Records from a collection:
↓

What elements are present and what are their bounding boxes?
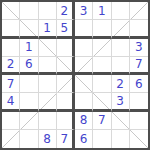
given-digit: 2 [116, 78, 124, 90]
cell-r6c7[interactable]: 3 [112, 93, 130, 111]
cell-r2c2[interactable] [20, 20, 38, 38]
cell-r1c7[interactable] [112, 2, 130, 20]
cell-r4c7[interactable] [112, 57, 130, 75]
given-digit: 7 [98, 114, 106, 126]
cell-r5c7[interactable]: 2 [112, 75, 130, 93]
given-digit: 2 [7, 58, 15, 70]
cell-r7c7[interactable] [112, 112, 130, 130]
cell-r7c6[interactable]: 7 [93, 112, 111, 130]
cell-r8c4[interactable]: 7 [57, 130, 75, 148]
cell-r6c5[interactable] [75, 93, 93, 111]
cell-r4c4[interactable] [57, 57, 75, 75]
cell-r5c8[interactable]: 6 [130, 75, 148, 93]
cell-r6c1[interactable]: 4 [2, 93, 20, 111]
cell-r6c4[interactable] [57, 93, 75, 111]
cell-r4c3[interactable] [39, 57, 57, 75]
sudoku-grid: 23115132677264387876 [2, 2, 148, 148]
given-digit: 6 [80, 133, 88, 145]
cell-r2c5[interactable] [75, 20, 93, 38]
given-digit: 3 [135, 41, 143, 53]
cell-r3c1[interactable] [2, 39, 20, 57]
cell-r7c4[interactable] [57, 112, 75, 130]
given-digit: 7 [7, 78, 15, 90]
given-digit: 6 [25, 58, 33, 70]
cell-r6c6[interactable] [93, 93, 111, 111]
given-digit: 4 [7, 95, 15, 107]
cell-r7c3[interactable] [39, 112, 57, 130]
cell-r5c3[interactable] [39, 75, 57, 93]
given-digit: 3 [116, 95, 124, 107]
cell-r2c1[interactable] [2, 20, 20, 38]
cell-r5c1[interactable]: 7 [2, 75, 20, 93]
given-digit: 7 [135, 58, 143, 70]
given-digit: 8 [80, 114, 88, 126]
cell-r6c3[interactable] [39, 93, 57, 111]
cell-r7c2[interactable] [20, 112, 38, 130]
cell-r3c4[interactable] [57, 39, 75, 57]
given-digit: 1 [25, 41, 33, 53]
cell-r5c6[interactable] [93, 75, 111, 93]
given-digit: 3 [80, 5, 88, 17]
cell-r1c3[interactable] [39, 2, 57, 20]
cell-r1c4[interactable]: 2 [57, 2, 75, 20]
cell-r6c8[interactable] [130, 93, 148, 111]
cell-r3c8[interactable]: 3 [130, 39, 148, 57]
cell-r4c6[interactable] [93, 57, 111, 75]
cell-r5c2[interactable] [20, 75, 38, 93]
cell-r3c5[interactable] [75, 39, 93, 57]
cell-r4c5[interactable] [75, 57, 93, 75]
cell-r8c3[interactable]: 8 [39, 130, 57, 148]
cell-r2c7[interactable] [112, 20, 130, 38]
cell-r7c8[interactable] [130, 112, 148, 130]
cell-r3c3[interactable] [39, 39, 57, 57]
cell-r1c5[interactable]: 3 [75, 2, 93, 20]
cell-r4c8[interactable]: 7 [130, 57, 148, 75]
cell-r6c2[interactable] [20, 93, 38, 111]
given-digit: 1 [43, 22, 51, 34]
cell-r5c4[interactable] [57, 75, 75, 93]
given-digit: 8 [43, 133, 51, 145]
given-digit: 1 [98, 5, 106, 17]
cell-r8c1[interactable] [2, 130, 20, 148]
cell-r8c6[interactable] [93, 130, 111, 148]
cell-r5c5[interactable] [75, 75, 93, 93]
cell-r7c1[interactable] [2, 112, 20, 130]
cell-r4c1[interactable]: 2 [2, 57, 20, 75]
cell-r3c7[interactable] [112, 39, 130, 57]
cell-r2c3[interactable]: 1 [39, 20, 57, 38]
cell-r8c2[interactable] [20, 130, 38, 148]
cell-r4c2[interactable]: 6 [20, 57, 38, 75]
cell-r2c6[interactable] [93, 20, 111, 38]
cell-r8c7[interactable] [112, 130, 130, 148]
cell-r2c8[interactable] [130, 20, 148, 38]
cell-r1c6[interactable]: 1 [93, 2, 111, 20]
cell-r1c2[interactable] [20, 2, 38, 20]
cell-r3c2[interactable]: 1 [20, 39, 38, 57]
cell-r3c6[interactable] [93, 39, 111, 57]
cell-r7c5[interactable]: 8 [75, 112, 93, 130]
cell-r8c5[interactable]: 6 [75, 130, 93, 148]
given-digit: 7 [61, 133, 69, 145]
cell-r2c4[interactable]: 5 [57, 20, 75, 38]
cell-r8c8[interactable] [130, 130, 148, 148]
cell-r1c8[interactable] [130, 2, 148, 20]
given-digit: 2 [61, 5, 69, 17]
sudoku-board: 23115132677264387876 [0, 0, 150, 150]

↑

Retype every line of the listing above verbatim, leaving out the picture.

What elements are present and what are their bounding boxes?
given-digit: 2 [116, 78, 124, 90]
cell-r6c7[interactable]: 3 [112, 93, 130, 111]
cell-r2c2[interactable] [20, 20, 38, 38]
cell-r1c7[interactable] [112, 2, 130, 20]
cell-r4c7[interactable] [112, 57, 130, 75]
given-digit: 7 [98, 114, 106, 126]
cell-r5c7[interactable]: 2 [112, 75, 130, 93]
given-digit: 2 [7, 58, 15, 70]
cell-r7c7[interactable] [112, 112, 130, 130]
cell-r7c6[interactable]: 7 [93, 112, 111, 130]
cell-r8c4[interactable]: 7 [57, 130, 75, 148]
cell-r6c5[interactable] [75, 93, 93, 111]
cell-r4c4[interactable] [57, 57, 75, 75]
cell-r5c8[interactable]: 6 [130, 75, 148, 93]
cell-r6c1[interactable]: 4 [2, 93, 20, 111]
cell-r6c4[interactable] [57, 93, 75, 111]
cell-r4c3[interactable] [39, 57, 57, 75]
sudoku-grid: 23115132677264387876 [2, 2, 148, 148]
given-digit: 6 [80, 133, 88, 145]
cell-r2c5[interactable] [75, 20, 93, 38]
given-digit: 3 [135, 41, 143, 53]
cell-r3c1[interactable] [2, 39, 20, 57]
cell-r7c4[interactable] [57, 112, 75, 130]
given-digit: 7 [7, 78, 15, 90]
given-digit: 6 [25, 58, 33, 70]
cell-r6c6[interactable] [93, 93, 111, 111]
given-digit: 4 [7, 95, 15, 107]
cell-r7c3[interactable] [39, 112, 57, 130]
cell-r5c3[interactable] [39, 75, 57, 93]
given-digit: 3 [116, 95, 124, 107]
cell-r2c1[interactable] [2, 20, 20, 38]
cell-r5c1[interactable]: 7 [2, 75, 20, 93]
given-digit: 7 [135, 58, 143, 70]
given-digit: 8 [80, 114, 88, 126]
cell-r6c3[interactable] [39, 93, 57, 111]
cell-r7c2[interactable] [20, 112, 38, 130]
cell-r3c4[interactable] [57, 39, 75, 57]
given-digit: 1 [25, 41, 33, 53]
cell-r5c6[interactable] [93, 75, 111, 93]
given-digit: 3 [80, 5, 88, 17]
cell-r1c3[interactable] [39, 2, 57, 20]
cell-r1c4[interactable]: 2 [57, 2, 75, 20]
cell-r6c8[interactable] [130, 93, 148, 111]
cell-r3c8[interactable]: 3 [130, 39, 148, 57]
cell-r4c6[interactable] [93, 57, 111, 75]
cell-r5c2[interactable] [20, 75, 38, 93]
cell-r3c5[interactable] [75, 39, 93, 57]
cell-r4c5[interactable] [75, 57, 93, 75]
cell-r8c3[interactable]: 8 [39, 130, 57, 148]
cell-r2c7[interactable] [112, 20, 130, 38]
cell-r7c8[interactable] [130, 112, 148, 130]
cell-r3c3[interactable] [39, 39, 57, 57]
cell-r1c5[interactable]: 3 [75, 2, 93, 20]
cell-r4c8[interactable]: 7 [130, 57, 148, 75]
cell-r6c2[interactable] [20, 93, 38, 111]
given-digit: 1 [43, 22, 51, 34]
cell-r5c4[interactable] [57, 75, 75, 93]
given-digit: 8 [43, 133, 51, 145]
given-digit: 1 [98, 5, 106, 17]
cell-r8c1[interactable] [2, 130, 20, 148]
cell-r8c6[interactable] [93, 130, 111, 148]
cell-r5c5[interactable] [75, 75, 93, 93]
cell-r7c1[interactable] [2, 112, 20, 130]
cell-r4c1[interactable]: 2 [2, 57, 20, 75]
cell-r3c7[interactable] [112, 39, 130, 57]
cell-r2c3[interactable]: 1 [39, 20, 57, 38]
cell-r8c2[interactable] [20, 130, 38, 148]
cell-r4c2[interactable]: 6 [20, 57, 38, 75]
cell-r2c6[interactable] [93, 20, 111, 38]
cell-r8c7[interactable] [112, 130, 130, 148]
cell-r2c8[interactable] [130, 20, 148, 38]
cell-r1c6[interactable]: 1 [93, 2, 111, 20]
cell-r1c2[interactable] [20, 2, 38, 20]
cell-r3c2[interactable]: 1 [20, 39, 38, 57]
cell-r3c6[interactable] [93, 39, 111, 57]
cell-r7c5[interactable]: 8 [75, 112, 93, 130]
cell-r8c5[interactable]: 6 [75, 130, 93, 148]
given-digit: 7 [61, 133, 69, 145]
cell-r2c4[interactable]: 5 [57, 20, 75, 38]
cell-r8c8[interactable] [130, 130, 148, 148]
cell-r1c8[interactable] [130, 2, 148, 20]
given-digit: 2 [61, 5, 69, 17]
sudoku-board: 23115132677264387876 [0, 0, 150, 150]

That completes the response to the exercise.